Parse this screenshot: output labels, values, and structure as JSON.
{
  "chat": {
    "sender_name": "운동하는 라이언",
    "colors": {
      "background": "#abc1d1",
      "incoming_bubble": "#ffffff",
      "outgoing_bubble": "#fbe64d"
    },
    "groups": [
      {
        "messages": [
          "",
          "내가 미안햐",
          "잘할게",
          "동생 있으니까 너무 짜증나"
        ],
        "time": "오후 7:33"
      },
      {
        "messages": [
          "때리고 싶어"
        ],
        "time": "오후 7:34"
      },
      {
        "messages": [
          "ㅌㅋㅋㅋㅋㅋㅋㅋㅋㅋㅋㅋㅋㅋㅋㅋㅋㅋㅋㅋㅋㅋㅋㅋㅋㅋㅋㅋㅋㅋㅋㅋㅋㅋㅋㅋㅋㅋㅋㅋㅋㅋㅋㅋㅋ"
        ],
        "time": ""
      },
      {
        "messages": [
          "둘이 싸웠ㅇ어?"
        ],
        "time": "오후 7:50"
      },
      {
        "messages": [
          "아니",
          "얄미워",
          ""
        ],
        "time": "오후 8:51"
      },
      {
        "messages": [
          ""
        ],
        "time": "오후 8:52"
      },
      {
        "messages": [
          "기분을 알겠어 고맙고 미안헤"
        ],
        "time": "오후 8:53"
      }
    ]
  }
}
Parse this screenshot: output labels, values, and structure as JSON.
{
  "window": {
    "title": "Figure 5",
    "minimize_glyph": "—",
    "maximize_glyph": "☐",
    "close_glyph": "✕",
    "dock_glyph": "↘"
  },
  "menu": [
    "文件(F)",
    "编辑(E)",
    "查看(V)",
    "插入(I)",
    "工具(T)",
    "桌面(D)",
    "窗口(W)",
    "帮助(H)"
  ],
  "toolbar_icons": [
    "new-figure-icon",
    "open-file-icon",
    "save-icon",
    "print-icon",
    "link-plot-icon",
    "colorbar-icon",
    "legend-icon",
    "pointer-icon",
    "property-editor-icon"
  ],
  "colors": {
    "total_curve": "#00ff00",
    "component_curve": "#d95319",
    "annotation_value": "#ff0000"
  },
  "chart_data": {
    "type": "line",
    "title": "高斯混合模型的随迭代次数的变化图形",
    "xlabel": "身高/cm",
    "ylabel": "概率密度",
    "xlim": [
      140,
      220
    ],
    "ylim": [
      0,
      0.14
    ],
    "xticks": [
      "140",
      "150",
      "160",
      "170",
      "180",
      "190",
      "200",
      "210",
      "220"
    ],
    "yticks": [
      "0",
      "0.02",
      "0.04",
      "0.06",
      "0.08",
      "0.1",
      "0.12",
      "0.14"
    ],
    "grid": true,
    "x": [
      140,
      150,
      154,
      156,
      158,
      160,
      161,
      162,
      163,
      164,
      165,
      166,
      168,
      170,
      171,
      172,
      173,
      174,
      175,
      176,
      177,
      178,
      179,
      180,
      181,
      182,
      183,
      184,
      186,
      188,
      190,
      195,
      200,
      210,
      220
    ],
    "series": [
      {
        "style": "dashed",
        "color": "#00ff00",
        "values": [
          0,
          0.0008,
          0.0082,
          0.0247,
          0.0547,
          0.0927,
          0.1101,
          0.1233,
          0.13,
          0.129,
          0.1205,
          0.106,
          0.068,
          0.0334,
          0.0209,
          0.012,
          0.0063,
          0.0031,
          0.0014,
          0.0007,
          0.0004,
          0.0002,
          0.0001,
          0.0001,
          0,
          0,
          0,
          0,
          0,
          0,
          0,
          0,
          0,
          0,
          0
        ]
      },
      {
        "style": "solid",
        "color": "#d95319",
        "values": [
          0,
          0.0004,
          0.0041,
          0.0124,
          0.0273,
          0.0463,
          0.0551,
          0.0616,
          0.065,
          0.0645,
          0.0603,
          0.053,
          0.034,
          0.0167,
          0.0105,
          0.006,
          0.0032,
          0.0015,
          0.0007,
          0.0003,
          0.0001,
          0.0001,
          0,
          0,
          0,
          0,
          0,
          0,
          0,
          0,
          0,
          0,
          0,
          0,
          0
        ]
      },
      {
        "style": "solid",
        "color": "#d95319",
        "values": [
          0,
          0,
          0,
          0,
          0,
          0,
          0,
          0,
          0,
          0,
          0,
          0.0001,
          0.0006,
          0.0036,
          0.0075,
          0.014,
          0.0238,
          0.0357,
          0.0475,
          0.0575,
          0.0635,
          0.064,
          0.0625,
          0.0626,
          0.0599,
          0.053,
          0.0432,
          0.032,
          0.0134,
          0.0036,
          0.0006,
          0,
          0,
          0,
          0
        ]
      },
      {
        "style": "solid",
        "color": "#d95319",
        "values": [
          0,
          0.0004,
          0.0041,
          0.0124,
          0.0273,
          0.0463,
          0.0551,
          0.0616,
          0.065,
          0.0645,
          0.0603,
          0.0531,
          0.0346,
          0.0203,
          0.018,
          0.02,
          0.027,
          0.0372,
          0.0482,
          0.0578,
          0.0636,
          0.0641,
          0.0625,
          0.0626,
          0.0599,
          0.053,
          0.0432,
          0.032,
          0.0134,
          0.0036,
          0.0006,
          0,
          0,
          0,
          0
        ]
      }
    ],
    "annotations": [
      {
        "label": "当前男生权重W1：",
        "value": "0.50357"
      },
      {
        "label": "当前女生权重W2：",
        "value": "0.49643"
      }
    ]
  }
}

================================

What is being asked:
Examine the records and pull out every line where the string "time" occurs.

Expected output:
        "time": "오후 7:33"
        "time": "오후 7:34"
        "time": ""
        "time": "오후 7:50"
        "time": "오후 8:51"
        "time": "오후 8:52"
        "time": "오후 8:53"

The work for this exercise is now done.